EXERCISES
1 - Write out a part of the passage about Andrew Yang word for word. Begin at the words "RIP Yang Gang" and stop after "Joe Rogan’s show.".
2 - In the passage about Andrew Yang, how much money per month did his Freedom Dividend offer?

READING PASSAGE
RIP Yang Gang

I was a huge Andrew Yang fan.

It was around this time about a year ago that Andrew Yang burst onto the political stage after an appearance on Joe Rogan’s show.

Yang Gang came at a time of extreme exhaustion with Donald Trump in the Dissident Right who had devoted 15 minutes of the 2019 State of the Union Address to anti-Semitism, declared the U.S. would stay in Syria to protect Israel, declared that the U.S. needed MORE legal immigration, lost the fight over the government shutdown over funding the border wall and was focused on overthrowing the government of Venezuela. At the time, the Republican Congress was preoccupied with accusing Rep. Ilhan Omar of anti-Semitism and declaring fighting anti-Semitism to be a U.S. national security interest. The border had also collapsed and illegal immigration was soaring toward its peak under Trump in May 2019.

In light of the dismal record of the Trump administration, many of us began to look at our options and consider the possibility of supporting Andrew Yang and Tulsi Gabbard in 2020. Yang had gained notoriety after making a sympathetic comment about White men and was campaigning on his Freedom Dividend of $1,000 a month. Tulsi had just launched her campaign and accused Donald Trump of selling out to the neocons which predictably struck a chord with White Nationalists disgusted by Trump’s Zionism. The rise of Yang Gang on the Dissident Right was due to resignation to the fact that we had gotten nothing out of the Trump administration and that $1,000 a month was something concrete and better than nothing.

Andrew Yang was interesting in the sense that he was raising awareness about the Fourth Industrial Revolution which no one else was talking about rather than the same old polarizing culture war issues. He seemed like a friendly guy who was thinking about the problems of the future and offering solutions rather than a shrill leftist like Elizabeth Warren. It was possible for a few months to ignore the fact that Yang was running in the Democratic primary. The Yang Gang was unique in that it attracted disaffected populists, normies, progressives and moderates. This unusual coalition was highly fragile and failed to resonate with the Democratic base.

Elizabeth Warren was the candidate of woke liberals. Bernie Sanders remained the candidate of leftists who have their hearts set on socialism. Pete Buttigieg appealed to upper middle class professionals. Joe Biden appealed to blacks, moderates and older voters. Andrew Yang wasn’t woke enough to attract Warren supporters. He wasn’t revolutionary enough to appeal to Sanders supporters. He was too radical on economics for Buttigieg and Biden supporters. As a candidate, he also lacked the personality to break out and make a splash in the debates.

By June, I had lost interest in the Yang Gang on the eve of the Democratic debates. I watched as his populist support steadily evaporated on social media due to a series of statements on social issues and the attitude of the progressives who were running his campaign. Yang tried to win over Democrats by calling Trump a white supremacist and crying about gun control. After he foolishly supported Julian Castro’s position of decriminalizing illegal immigration and offering free health care to illegal aliens, his populist support cratered and never recovered. I’m not sure what happened over the next eight months because I tuned out last summer.

(Coordinate annotation records)
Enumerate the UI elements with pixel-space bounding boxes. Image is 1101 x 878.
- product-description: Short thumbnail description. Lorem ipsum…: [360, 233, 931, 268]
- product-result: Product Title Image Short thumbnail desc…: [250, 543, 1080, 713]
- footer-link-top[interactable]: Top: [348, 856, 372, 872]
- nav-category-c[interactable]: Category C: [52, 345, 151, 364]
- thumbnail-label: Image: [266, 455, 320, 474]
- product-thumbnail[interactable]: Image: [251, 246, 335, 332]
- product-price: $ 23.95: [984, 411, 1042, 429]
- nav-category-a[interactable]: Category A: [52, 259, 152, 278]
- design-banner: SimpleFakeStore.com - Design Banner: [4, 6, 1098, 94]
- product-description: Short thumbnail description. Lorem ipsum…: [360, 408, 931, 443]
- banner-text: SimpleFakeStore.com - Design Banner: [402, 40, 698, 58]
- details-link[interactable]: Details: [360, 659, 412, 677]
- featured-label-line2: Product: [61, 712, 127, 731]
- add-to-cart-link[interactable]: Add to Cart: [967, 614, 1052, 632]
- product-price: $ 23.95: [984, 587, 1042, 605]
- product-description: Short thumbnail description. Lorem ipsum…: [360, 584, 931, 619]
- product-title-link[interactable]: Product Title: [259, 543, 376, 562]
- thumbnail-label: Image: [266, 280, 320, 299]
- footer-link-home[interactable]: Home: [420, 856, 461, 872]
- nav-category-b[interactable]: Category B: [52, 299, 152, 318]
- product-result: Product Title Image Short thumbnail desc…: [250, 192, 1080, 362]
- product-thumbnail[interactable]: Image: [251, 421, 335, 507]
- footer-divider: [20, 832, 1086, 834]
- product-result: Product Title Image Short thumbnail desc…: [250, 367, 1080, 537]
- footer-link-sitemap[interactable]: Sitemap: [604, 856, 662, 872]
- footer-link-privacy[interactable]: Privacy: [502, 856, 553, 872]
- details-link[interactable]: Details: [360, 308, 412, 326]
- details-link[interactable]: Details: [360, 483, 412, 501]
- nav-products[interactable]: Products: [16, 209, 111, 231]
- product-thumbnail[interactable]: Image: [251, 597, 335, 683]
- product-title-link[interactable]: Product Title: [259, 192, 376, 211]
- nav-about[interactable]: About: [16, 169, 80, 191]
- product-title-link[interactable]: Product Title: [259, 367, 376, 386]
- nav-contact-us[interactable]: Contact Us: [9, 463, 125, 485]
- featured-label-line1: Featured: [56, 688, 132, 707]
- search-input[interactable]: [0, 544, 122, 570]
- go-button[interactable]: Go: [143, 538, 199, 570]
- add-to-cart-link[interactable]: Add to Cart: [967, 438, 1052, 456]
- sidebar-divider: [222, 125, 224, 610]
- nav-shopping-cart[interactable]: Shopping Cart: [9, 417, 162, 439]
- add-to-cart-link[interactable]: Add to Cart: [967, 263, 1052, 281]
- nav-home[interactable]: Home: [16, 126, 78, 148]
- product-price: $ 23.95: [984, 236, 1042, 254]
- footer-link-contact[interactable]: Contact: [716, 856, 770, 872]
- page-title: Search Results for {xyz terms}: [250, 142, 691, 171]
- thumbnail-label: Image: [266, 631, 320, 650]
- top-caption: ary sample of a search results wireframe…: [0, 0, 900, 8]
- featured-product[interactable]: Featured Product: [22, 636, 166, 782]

EXPECTED ANSWERS
1 -
RIP Yang Gang

I was a huge Andrew Yang fan.

It was around this time about a year ago that Andrew Yang burst onto the political stage after an appearance on Joe Rogan’s show.

2 - $1,000 a month